• [Given exercise] Scan the entries below and extract each line with the word "中式餐饮" in it.
[START Available data]
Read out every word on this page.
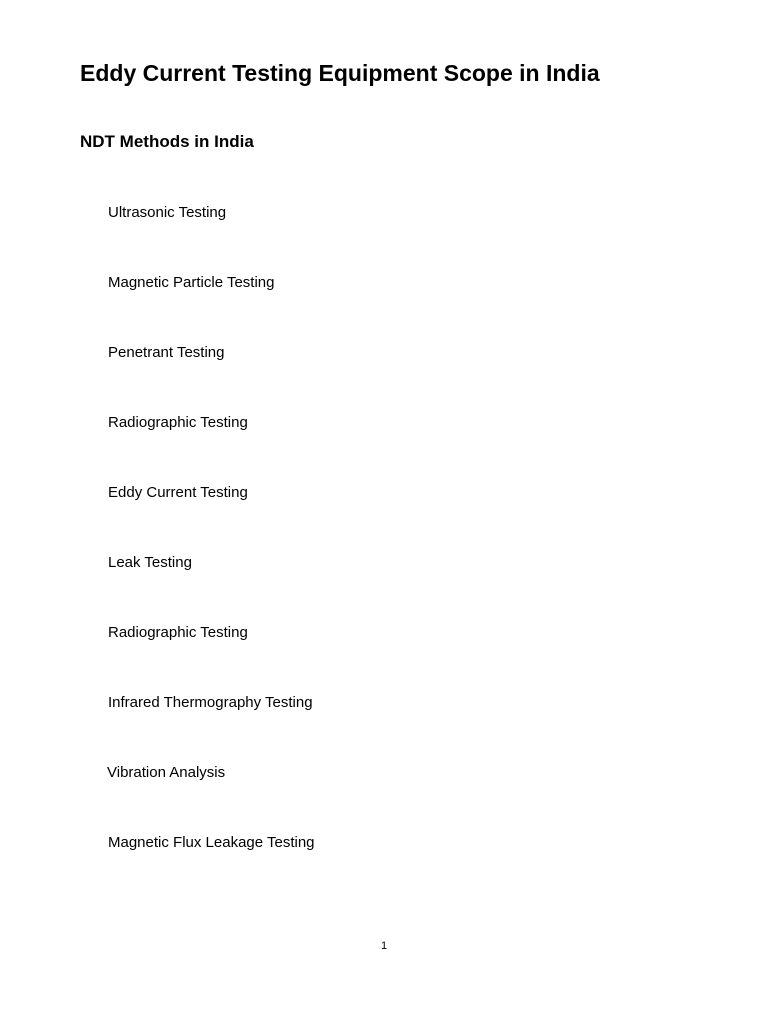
Eddy Current Testing Equipment Scope in India
NDT Methods in India
Ultrasonic Testing
Magnetic Particle Testing
Penetrant Testing
Radiographic Testing
Eddy Current Testing
Leak Testing
Radiographic Testing
Infrared Thermography Testing
Vibration Analysis
Magnetic Flux Leakage Testing
1
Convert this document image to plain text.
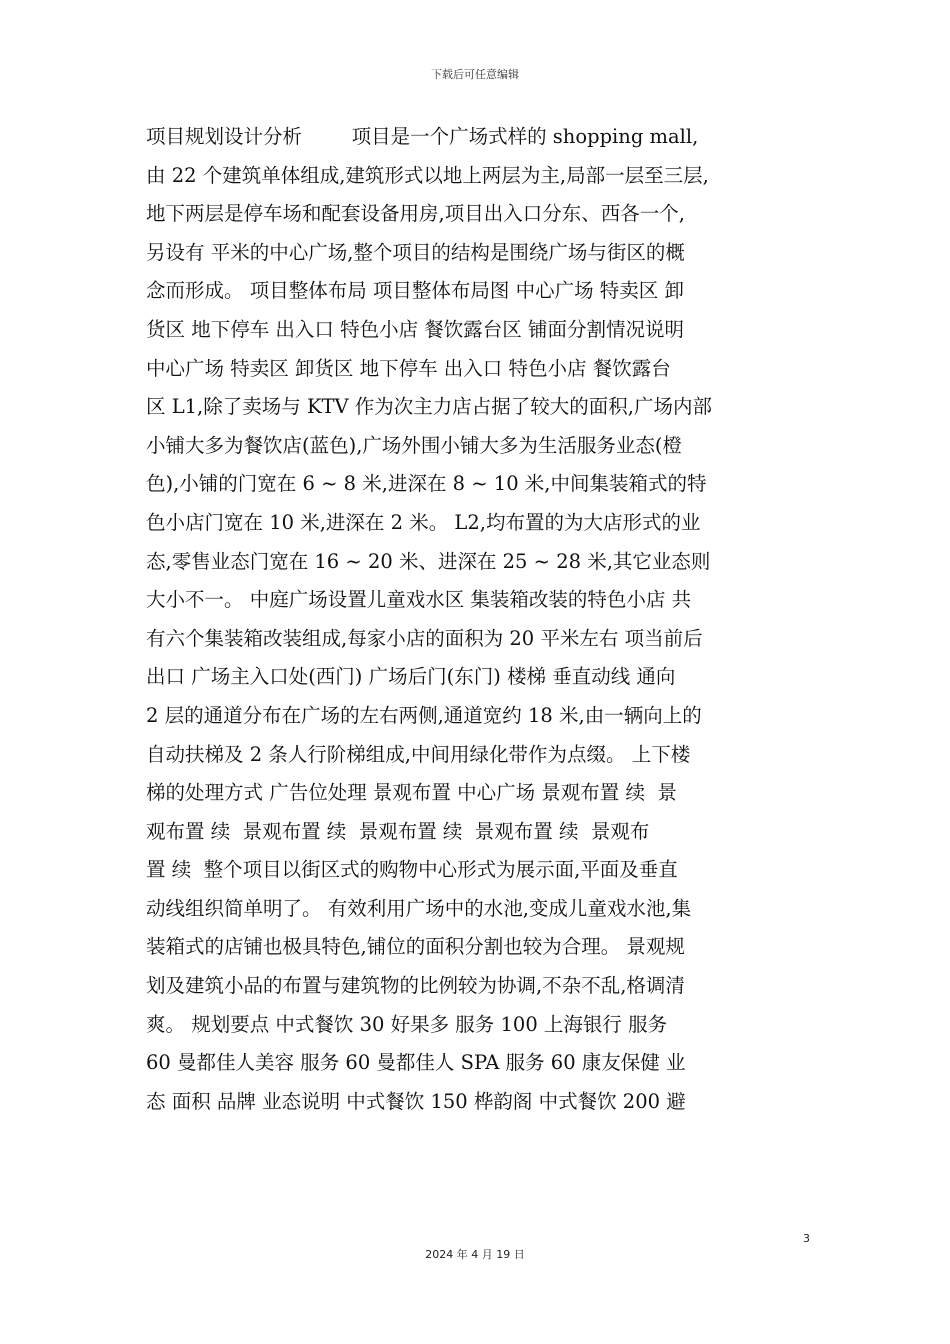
下载后可任意编辑
项目规划设计分析        项目是一个广场式样的 shopping mall,
由 22 个建筑单体组成,建筑形式以地上两层为主,局部一层至三层,
地下两层是停车场和配套设备用房,项目出入口分东、西各一个,
另设有 平米的中心广场,整个项目的结构是围绕广场与街区的概
念而形成。 项目整体布局 项目整体布局图 中心广场 特卖区 卸
货区 地下停车 出入口 特色小店 餐饮露台区 铺面分割情况说明
中心广场 特卖区 卸货区 地下停车 出入口 特色小店 餐饮露台
区 L1,除了卖场与 KTV 作为次主力店占据了较大的面积,广场内部
小铺大多为餐饮店(蓝色),广场外围小铺大多为生活服务业态(橙
色),小铺的门宽在 6 ~ 8 米,进深在 8 ~ 10 米,中间集装箱式的特
色小店门宽在 10 米,进深在 2 米。 L2,均布置的为大店形式的业
态,零售业态门宽在 16 ~ 20 米、进深在 25 ~ 28 米,其它业态则
大小不一。 中庭广场设置儿童戏水区 集装箱改装的特色小店 共
有六个集装箱改装组成,每家小店的面积为 20 平米左右 项当前后
出口 广场主入口处(西门) 广场后门(东门) 楼梯 垂直动线 通向
2 层的通道分布在广场的左右两侧,通道宽约 18 米,由一辆向上的
自动扶梯及 2 条人行阶梯组成,中间用绿化带作为点缀。 上下楼
梯的处理方式 广告位处理 景观布置 中心广场 景观布置 续  景
观布置 续  景观布置 续  景观布置 续  景观布置 续  景观布
置 续  整个项目以街区式的购物中心形式为展示面,平面及垂直
动线组织简单明了。 有效利用广场中的水池,变成儿童戏水池,集
装箱式的店铺也极具特色,铺位的面积分割也较为合理。 景观规
划及建筑小品的布置与建筑物的比例较为协调,不杂不乱,格调清
爽。 规划要点 中式餐饮 30 好果多 服务 100 上海银行 服务
60 曼都佳人美容 服务 60 曼都佳人 SPA 服务 60 康友保健 业
态 面积 品牌 业态说明 中式餐饮 150 桦韵阁 中式餐饮 200 避
3
2024 年 4 月 19 日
[END Available data]
• [Task result]
爽。 规划要点 中式餐饮 30 好果多 服务 100 上海银行 服务
态 面积 品牌 业态说明 中式餐饮 150 桦韵阁 中式餐饮 200 避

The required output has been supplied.